## Written exercise
Repeat all of the records verbatim.

## Given data

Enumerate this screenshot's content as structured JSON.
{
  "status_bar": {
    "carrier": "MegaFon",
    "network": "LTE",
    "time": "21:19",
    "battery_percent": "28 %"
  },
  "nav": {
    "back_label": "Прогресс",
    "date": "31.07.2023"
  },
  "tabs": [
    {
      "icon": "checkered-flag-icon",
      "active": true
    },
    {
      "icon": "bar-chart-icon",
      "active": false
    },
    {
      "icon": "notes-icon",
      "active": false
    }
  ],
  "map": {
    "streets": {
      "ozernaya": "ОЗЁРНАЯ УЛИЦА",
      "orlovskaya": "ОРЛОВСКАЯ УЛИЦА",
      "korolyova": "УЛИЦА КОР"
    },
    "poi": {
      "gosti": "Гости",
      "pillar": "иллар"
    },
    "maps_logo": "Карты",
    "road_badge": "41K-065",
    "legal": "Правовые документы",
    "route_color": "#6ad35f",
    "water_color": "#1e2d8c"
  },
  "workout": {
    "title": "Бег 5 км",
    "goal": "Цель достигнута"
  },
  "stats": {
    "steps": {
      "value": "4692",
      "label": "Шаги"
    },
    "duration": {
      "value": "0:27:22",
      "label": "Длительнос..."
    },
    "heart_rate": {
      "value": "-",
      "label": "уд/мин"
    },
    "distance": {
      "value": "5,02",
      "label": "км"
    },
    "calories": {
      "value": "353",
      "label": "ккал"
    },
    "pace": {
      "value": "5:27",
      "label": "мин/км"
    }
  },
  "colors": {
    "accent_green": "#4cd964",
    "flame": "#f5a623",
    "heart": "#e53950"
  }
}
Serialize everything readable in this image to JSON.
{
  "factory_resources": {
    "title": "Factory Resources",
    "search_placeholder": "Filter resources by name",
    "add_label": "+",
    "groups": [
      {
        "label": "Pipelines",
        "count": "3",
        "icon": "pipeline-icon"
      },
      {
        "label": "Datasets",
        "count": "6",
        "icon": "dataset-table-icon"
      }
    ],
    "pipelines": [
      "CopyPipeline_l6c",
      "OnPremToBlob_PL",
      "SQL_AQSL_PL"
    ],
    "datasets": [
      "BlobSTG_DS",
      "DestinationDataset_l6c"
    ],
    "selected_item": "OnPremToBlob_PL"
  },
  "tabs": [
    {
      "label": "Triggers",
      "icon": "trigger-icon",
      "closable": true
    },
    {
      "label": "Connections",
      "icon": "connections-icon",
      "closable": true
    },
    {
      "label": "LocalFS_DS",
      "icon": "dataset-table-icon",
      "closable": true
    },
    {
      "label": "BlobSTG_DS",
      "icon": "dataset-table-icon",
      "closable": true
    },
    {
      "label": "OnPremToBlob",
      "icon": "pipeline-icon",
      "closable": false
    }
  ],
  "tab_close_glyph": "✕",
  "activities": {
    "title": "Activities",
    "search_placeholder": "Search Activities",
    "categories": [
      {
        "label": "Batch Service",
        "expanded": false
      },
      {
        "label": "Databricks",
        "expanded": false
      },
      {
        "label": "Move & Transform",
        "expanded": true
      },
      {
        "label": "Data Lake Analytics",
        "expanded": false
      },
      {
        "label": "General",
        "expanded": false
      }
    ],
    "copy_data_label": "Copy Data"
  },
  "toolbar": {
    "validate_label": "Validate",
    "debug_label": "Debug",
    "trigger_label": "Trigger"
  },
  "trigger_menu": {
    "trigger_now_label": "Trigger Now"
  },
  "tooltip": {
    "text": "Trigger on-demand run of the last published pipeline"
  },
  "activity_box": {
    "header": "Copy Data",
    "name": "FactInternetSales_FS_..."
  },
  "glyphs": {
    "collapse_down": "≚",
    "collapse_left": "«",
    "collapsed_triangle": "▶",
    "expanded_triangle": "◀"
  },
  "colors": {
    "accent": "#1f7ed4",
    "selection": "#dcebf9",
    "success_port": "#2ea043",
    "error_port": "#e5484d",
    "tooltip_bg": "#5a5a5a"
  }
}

## Written solution
Enumerate this screenshot's content as structured JSON.
{
  "status_bar": {
    "carrier": "MegaFon",
    "network": "LTE",
    "time": "21:19",
    "battery_percent": "28 %"
  },
  "nav": {
    "back_label": "Прогресс",
    "date": "31.07.2023"
  },
  "tabs": [
    {
      "icon": "checkered-flag-icon",
      "active": true
    },
    {
      "icon": "bar-chart-icon",
      "active": false
    },
    {
      "icon": "notes-icon",
      "active": false
    }
  ],
  "map": {
    "streets": {
      "ozernaya": "ОЗЁРНАЯ УЛИЦА",
      "orlovskaya": "ОРЛОВСКАЯ УЛИЦА",
      "korolyova": "УЛИЦА КОР"
    },
    "poi": {
      "gosti": "Гости",
      "pillar": "иллар"
    },
    "maps_logo": "Карты",
    "road_badge": "41K-065",
    "legal": "Правовые документы",
    "route_color": "#6ad35f",
    "water_color": "#1e2d8c"
  },
  "workout": {
    "title": "Бег 5 км",
    "goal": "Цель достигнута"
  },
  "stats": {
    "steps": {
      "value": "4692",
      "label": "Шаги"
    },
    "duration": {
      "value": "0:27:22",
      "label": "Длительнос..."
    },
    "heart_rate": {
      "value": "-",
      "label": "уд/мин"
    },
    "distance": {
      "value": "5,02",
      "label": "км"
    },
    "calories": {
      "value": "353",
      "label": "ккал"
    },
    "pace": {
      "value": "5:27",
      "label": "мин/км"
    }
  },
  "colors": {
    "accent_green": "#4cd964",
    "flame": "#f5a623",
    "heart": "#e53950"
  }
}
Serialize everything readable in this image to JSON.
{
  "factory_resources": {
    "title": "Factory Resources",
    "search_placeholder": "Filter resources by name",
    "add_label": "+",
    "groups": [
      {
        "label": "Pipelines",
        "count": "3",
        "icon": "pipeline-icon"
      },
      {
        "label": "Datasets",
        "count": "6",
        "icon": "dataset-table-icon"
      }
    ],
    "pipelines": [
      "CopyPipeline_l6c",
      "OnPremToBlob_PL",
      "SQL_AQSL_PL"
    ],
    "datasets": [
      "BlobSTG_DS",
      "DestinationDataset_l6c"
    ],
    "selected_item": "OnPremToBlob_PL"
  },
  "tabs": [
    {
      "label": "Triggers",
      "icon": "trigger-icon",
      "closable": true
    },
    {
      "label": "Connections",
      "icon": "connections-icon",
      "closable": true
    },
    {
      "label": "LocalFS_DS",
      "icon": "dataset-table-icon",
      "closable": true
    },
    {
      "label": "BlobSTG_DS",
      "icon": "dataset-table-icon",
      "closable": true
    },
    {
      "label": "OnPremToBlob",
      "icon": "pipeline-icon",
      "closable": false
    }
  ],
  "tab_close_glyph": "✕",
  "activities": {
    "title": "Activities",
    "search_placeholder": "Search Activities",
    "categories": [
      {
        "label": "Batch Service",
        "expanded": false
      },
      {
        "label": "Databricks",
        "expanded": false
      },
      {
        "label": "Move & Transform",
        "expanded": true
      },
      {
        "label": "Data Lake Analytics",
        "expanded": false
      },
      {
        "label": "General",
        "expanded": false
      }
    ],
    "copy_data_label": "Copy Data"
  },
  "toolbar": {
    "validate_label": "Validate",
    "debug_label": "Debug",
    "trigger_label": "Trigger"
  },
  "trigger_menu": {
    "trigger_now_label": "Trigger Now"
  },
  "tooltip": {
    "text": "Trigger on-demand run of the last published pipeline"
  },
  "activity_box": {
    "header": "Copy Data",
    "name": "FactInternetSales_FS_..."
  },
  "glyphs": {
    "collapse_down": "≚",
    "collapse_left": "«",
    "collapsed_triangle": "▶",
    "expanded_triangle": "◀"
  },
  "colors": {
    "accent": "#1f7ed4",
    "selection": "#dcebf9",
    "success_port": "#2ea043",
    "error_port": "#e5484d",
    "tooltip_bg": "#5a5a5a"
  }
}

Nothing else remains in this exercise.